**What is asked:** A faithful transcription of all the data is required.

**Record set:**
[start]
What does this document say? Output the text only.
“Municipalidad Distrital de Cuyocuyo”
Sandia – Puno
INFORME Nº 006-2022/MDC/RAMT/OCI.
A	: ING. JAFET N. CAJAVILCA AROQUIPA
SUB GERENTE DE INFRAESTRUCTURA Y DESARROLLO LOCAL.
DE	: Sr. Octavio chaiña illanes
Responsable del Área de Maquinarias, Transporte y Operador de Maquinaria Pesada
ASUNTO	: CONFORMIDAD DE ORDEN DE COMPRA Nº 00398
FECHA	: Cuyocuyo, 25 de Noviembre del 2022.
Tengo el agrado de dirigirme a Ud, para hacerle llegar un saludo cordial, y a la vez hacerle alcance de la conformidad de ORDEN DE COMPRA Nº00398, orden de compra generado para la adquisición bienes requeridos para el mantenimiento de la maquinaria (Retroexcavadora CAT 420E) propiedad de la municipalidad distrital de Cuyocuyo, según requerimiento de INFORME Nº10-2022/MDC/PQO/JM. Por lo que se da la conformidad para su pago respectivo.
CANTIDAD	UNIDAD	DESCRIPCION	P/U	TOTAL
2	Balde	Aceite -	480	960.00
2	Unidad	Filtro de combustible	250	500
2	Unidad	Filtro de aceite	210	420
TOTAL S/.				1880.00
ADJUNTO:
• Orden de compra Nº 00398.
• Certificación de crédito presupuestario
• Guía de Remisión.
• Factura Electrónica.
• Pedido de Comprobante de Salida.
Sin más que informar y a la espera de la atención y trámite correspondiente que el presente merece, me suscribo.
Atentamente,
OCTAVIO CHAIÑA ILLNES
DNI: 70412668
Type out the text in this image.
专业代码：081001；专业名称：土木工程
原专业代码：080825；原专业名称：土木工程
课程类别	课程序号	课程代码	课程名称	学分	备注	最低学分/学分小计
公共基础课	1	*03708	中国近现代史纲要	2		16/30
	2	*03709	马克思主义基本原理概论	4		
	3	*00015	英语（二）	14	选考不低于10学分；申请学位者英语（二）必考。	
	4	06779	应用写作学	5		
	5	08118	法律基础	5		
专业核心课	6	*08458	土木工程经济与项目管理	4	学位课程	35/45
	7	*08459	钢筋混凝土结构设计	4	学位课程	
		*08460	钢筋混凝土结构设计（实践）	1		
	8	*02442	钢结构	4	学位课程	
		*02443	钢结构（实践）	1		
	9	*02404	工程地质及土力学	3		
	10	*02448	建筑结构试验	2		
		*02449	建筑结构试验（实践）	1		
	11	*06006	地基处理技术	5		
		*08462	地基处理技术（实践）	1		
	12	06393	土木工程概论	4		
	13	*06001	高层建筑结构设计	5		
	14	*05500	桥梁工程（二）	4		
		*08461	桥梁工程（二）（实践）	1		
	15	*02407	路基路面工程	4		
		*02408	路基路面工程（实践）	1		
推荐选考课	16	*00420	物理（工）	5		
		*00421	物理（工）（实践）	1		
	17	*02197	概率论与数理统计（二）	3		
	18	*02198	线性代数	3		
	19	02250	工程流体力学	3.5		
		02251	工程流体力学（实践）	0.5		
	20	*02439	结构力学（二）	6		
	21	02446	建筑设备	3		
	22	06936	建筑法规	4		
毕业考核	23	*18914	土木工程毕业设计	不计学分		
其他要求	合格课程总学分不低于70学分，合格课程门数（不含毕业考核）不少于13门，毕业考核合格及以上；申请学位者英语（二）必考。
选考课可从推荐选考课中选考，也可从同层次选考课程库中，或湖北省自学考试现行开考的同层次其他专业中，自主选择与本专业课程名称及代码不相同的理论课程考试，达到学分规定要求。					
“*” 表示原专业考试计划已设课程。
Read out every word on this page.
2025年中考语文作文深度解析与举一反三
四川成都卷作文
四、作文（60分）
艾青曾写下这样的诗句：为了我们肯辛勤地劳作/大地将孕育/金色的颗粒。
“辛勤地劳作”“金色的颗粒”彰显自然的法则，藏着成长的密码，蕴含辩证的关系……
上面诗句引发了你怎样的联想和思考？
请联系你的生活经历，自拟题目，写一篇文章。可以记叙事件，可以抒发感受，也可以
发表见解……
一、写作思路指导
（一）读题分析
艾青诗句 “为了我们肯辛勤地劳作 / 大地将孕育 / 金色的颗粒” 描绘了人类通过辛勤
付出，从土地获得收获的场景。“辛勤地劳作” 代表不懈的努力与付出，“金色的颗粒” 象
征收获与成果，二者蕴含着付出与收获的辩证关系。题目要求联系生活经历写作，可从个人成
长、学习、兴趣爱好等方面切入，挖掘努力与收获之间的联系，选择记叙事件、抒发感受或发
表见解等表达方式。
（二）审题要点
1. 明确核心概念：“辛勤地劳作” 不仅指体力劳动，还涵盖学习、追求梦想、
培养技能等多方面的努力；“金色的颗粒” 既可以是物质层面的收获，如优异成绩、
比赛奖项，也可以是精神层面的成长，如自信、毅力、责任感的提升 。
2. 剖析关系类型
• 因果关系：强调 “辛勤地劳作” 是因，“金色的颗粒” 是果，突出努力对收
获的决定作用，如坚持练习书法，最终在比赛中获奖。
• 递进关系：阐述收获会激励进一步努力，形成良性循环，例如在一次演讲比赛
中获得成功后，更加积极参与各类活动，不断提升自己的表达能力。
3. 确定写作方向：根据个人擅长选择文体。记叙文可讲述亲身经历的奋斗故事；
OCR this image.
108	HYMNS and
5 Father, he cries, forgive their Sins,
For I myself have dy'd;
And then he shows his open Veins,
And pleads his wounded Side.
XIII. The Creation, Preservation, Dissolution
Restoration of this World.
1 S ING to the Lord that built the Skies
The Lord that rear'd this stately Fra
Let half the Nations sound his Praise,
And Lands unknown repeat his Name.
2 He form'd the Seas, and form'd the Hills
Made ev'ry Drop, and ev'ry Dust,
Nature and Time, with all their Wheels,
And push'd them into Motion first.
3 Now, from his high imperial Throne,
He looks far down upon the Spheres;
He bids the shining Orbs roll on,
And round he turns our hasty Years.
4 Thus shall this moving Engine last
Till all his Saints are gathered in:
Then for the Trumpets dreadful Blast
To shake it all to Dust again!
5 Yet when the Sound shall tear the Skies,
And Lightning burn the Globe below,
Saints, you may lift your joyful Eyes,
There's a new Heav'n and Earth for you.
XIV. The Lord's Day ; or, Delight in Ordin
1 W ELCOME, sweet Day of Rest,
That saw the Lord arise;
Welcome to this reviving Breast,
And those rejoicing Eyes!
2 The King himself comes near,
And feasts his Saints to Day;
[end]
**Output of the exercise:**
What does this document say? Output the text only.
“Municipalidad Distrital de Cuyocuyo”
Sandia – Puno
INFORME Nº 006-2022/MDC/RAMT/OCI.
A	: ING. JAFET N. CAJAVILCA AROQUIPA
SUB GERENTE DE INFRAESTRUCTURA Y DESARROLLO LOCAL.
DE	: Sr. Octavio chaiña illanes
Responsable del Área de Maquinarias, Transporte y Operador de Maquinaria Pesada
ASUNTO	: CONFORMIDAD DE ORDEN DE COMPRA Nº 00398
FECHA	: Cuyocuyo, 25 de Noviembre del 2022.
Tengo el agrado de dirigirme a Ud, para hacerle llegar un saludo cordial, y a la vez hacerle alcance de la conformidad de ORDEN DE COMPRA Nº00398, orden de compra generado para la adquisición bienes requeridos para el mantenimiento de la maquinaria (Retroexcavadora CAT 420E) propiedad de la municipalidad distrital de Cuyocuyo, según requerimiento de INFORME Nº10-2022/MDC/PQO/JM. Por lo que se da la conformidad para su pago respectivo.
CANTIDAD	UNIDAD	DESCRIPCION	P/U	TOTAL
2	Balde	Aceite -	480	960.00
2	Unidad	Filtro de combustible	250	500
2	Unidad	Filtro de aceite	210	420
TOTAL S/.				1880.00
ADJUNTO:
• Orden de compra Nº 00398.
• Certificación de crédito presupuestario
• Guía de Remisión.
• Factura Electrónica.
• Pedido de Comprobante de Salida.
Sin más que informar y a la espera de la atención y trámite correspondiente que el presente merece, me suscribo.
Atentamente,
OCTAVIO CHAIÑA ILLNES
DNI: 70412668
Type out the text in this image.
专业代码：081001；专业名称：土木工程
原专业代码：080825；原专业名称：土木工程
课程类别	课程序号	课程代码	课程名称	学分	备注	最低学分/学分小计
公共基础课	1	*03708	中国近现代史纲要	2		16/30
	2	*03709	马克思主义基本原理概论	4		
	3	*00015	英语（二）	14	选考不低于10学分；申请学位者英语（二）必考。	
	4	06779	应用写作学	5		
	5	08118	法律基础	5		
专业核心课	6	*08458	土木工程经济与项目管理	4	学位课程	35/45
	7	*08459	钢筋混凝土结构设计	4	学位课程	
		*08460	钢筋混凝土结构设计（实践）	1		
	8	*02442	钢结构	4	学位课程	
		*02443	钢结构（实践）	1		
	9	*02404	工程地质及土力学	3		
	10	*02448	建筑结构试验	2		
		*02449	建筑结构试验（实践）	1		
	11	*06006	地基处理技术	5		
		*08462	地基处理技术（实践）	1		
	12	06393	土木工程概论	4		
	13	*06001	高层建筑结构设计	5		
	14	*05500	桥梁工程（二）	4		
		*08461	桥梁工程（二）（实践）	1		
	15	*02407	路基路面工程	4		
		*02408	路基路面工程（实践）	1		
推荐选考课	16	*00420	物理（工）	5		
		*00421	物理（工）（实践）	1		
	17	*02197	概率论与数理统计（二）	3		
	18	*02198	线性代数	3		
	19	02250	工程流体力学	3.5		
		02251	工程流体力学（实践）	0.5		
	20	*02439	结构力学（二）	6		
	21	02446	建筑设备	3		
	22	06936	建筑法规	4		
毕业考核	23	*18914	土木工程毕业设计	不计学分		
其他要求	合格课程总学分不低于70学分，合格课程门数（不含毕业考核）不少于13门，毕业考核合格及以上；申请学位者英语（二）必考。
选考课可从推荐选考课中选考，也可从同层次选考课程库中，或湖北省自学考试现行开考的同层次其他专业中，自主选择与本专业课程名称及代码不相同的理论课程考试，达到学分规定要求。					
“*” 表示原专业考试计划已设课程。
Read out every word on this page.
2025年中考语文作文深度解析与举一反三
四川成都卷作文
四、作文（60分）
艾青曾写下这样的诗句：为了我们肯辛勤地劳作/大地将孕育/金色的颗粒。
“辛勤地劳作”“金色的颗粒”彰显自然的法则，藏着成长的密码，蕴含辩证的关系……
上面诗句引发了你怎样的联想和思考？
请联系你的生活经历，自拟题目，写一篇文章。可以记叙事件，可以抒发感受，也可以
发表见解……
一、写作思路指导
（一）读题分析
艾青诗句 “为了我们肯辛勤地劳作 / 大地将孕育 / 金色的颗粒” 描绘了人类通过辛勤
付出，从土地获得收获的场景。“辛勤地劳作” 代表不懈的努力与付出，“金色的颗粒” 象
征收获与成果，二者蕴含着付出与收获的辩证关系。题目要求联系生活经历写作，可从个人成
长、学习、兴趣爱好等方面切入，挖掘努力与收获之间的联系，选择记叙事件、抒发感受或发
表见解等表达方式。
（二）审题要点
1. 明确核心概念：“辛勤地劳作” 不仅指体力劳动，还涵盖学习、追求梦想、
培养技能等多方面的努力；“金色的颗粒” 既可以是物质层面的收获，如优异成绩、
比赛奖项，也可以是精神层面的成长，如自信、毅力、责任感的提升 。
2. 剖析关系类型
• 因果关系：强调 “辛勤地劳作” 是因，“金色的颗粒” 是果，突出努力对收
获的决定作用，如坚持练习书法，最终在比赛中获奖。
• 递进关系：阐述收获会激励进一步努力，形成良性循环，例如在一次演讲比赛
中获得成功后，更加积极参与各类活动，不断提升自己的表达能力。
3. 确定写作方向：根据个人擅长选择文体。记叙文可讲述亲身经历的奋斗故事；
OCR this image.
108	HYMNS and
5 Father, he cries, forgive their Sins,
For I myself have dy'd;
And then he shows his open Veins,
And pleads his wounded Side.
XIII. The Creation, Preservation, Dissolution
Restoration of this World.
1 S ING to the Lord that built the Skies
The Lord that rear'd this stately Fra
Let half the Nations sound his Praise,
And Lands unknown repeat his Name.
2 He form'd the Seas, and form'd the Hills
Made ev'ry Drop, and ev'ry Dust,
Nature and Time, with all their Wheels,
And push'd them into Motion first.
3 Now, from his high imperial Throne,
He looks far down upon the Spheres;
He bids the shining Orbs roll on,
And round he turns our hasty Years.
4 Thus shall this moving Engine last
Till all his Saints are gathered in:
Then for the Trumpets dreadful Blast
To shake it all to Dust again!
5 Yet when the Sound shall tear the Skies,
And Lightning burn the Globe below,
Saints, you may lift your joyful Eyes,
There's a new Heav'n and Earth for you.
XIV. The Lord's Day ; or, Delight in Ordin
1 W ELCOME, sweet Day of Rest,
That saw the Lord arise;
Welcome to this reviving Breast,
And those rejoicing Eyes!
2 The King himself comes near,
And feasts his Saints to Day;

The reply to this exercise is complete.